--- Data ---
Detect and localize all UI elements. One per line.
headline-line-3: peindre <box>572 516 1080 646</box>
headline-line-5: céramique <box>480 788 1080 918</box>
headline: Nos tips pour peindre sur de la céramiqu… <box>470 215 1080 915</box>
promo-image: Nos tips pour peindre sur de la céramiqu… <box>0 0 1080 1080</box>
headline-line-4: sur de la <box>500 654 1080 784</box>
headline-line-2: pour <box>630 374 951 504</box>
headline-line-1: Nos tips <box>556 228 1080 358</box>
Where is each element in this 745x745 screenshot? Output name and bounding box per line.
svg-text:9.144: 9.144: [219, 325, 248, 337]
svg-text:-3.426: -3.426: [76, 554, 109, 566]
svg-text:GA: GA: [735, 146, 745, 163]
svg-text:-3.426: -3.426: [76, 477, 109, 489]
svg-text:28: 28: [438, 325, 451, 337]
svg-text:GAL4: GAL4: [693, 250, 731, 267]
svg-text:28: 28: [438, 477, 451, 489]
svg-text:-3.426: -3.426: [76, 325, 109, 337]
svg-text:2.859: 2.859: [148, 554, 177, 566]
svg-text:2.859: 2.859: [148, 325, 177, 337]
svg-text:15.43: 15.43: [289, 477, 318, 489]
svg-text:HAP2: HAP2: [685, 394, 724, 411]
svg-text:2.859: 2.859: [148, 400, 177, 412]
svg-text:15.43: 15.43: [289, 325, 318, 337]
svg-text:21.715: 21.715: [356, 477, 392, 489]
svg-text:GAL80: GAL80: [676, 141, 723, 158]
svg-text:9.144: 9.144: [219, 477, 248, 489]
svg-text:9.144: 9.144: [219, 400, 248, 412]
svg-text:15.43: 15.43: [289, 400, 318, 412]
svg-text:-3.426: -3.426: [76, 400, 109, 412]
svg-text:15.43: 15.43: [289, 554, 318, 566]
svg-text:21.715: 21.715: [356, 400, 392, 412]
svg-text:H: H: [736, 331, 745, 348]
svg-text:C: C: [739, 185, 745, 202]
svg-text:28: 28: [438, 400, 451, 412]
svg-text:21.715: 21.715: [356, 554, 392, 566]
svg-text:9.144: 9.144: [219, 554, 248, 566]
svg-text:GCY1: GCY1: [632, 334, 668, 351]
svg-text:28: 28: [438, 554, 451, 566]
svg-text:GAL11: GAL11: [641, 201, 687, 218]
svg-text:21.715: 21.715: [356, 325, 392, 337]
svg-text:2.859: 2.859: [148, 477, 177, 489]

--- Problem details ---
Can you lay out every line of the records above as a JSON list of strings, one string per line, with blank lines left out?

--- Solution for this task ---
[
  "Detect and localize all UI elements. One per line.",
  "headline-line-3: peindre <box>572 516 1080 646</box>",
  "headline-line-5: céramique <box>480 788 1080 918</box>",
  "headline: Nos tips pour peindre sur de la céramiqu… <box>470 215 1080 915</box>",
  "promo-image: Nos tips pour peindre sur de la céramiqu… <box>0 0 1080 1080</box>",
  "headline-line-4: sur de la <box>500 654 1080 784</box>",
  "headline-line-2: pour <box>630 374 951 504</box>",
  "headline-line-1: Nos tips <box>556 228 1080 358</box>",
  "Where is each element in this 745x745 screenshot? Output name and bounding box per line.",
  "svg-text:9.144: 9.144: [219, 325, 248, 337]",
  "svg-text:-3.426: -3.426: [76, 554, 109, 566]",
  "svg-text:GA: GA: [735, 146, 745, 163]",
  "svg-text:-3.426: -3.426: [76, 477, 109, 489]",
  "svg-text:28: 28: [438, 325, 451, 337]",
  "svg-text:GAL4: GAL4: [693, 250, 731, 267]",
  "svg-text:28: 28: [438, 477, 451, 489]",
  "svg-text:-3.426: -3.426: [76, 325, 109, 337]",
  "svg-text:2.859: 2.859: [148, 554, 177, 566]",
  "svg-text:2.859: 2.859: [148, 325, 177, 337]",
  "svg-text:15.43: 15.43: [289, 477, 318, 489]",
  "svg-text:HAP2: HAP2: [685, 394, 724, 411]",
  "svg-text:2.859: 2.859: [148, 400, 177, 412]",
  "svg-text:15.43: 15.43: [289, 325, 318, 337]",
  "svg-text:21.715: 21.715: [356, 477, 392, 489]",
  "svg-text:GAL80: GAL80: [676, 141, 723, 158]",
  "svg-text:9.144: 9.144: [219, 477, 248, 489]",
  "svg-text:9.144: 9.144: [219, 400, 248, 412]",
  "svg-text:15.43: 15.43: [289, 400, 318, 412]",
  "svg-text:-3.426: -3.426: [76, 400, 109, 412]",
  "svg-text:15.43: 15.43: [289, 554, 318, 566]",
  "svg-text:21.715: 21.715: [356, 400, 392, 412]",
  "svg-text:H: H: [736, 331, 745, 348]",
  "svg-text:C: C: [739, 185, 745, 202]",
  "svg-text:28: 28: [438, 400, 451, 412]",
  "svg-text:21.715: 21.715: [356, 554, 392, 566]",
  "svg-text:9.144: 9.144: [219, 554, 248, 566]",
  "svg-text:GCY1: GCY1: [632, 334, 668, 351]",
  "svg-text:28: 28: [438, 554, 451, 566]",
  "svg-text:GAL11: GAL11: [641, 201, 687, 218]",
  "svg-text:21.715: 21.715: [356, 325, 392, 337]",
  "svg-text:2.859: 2.859: [148, 477, 177, 489]"
]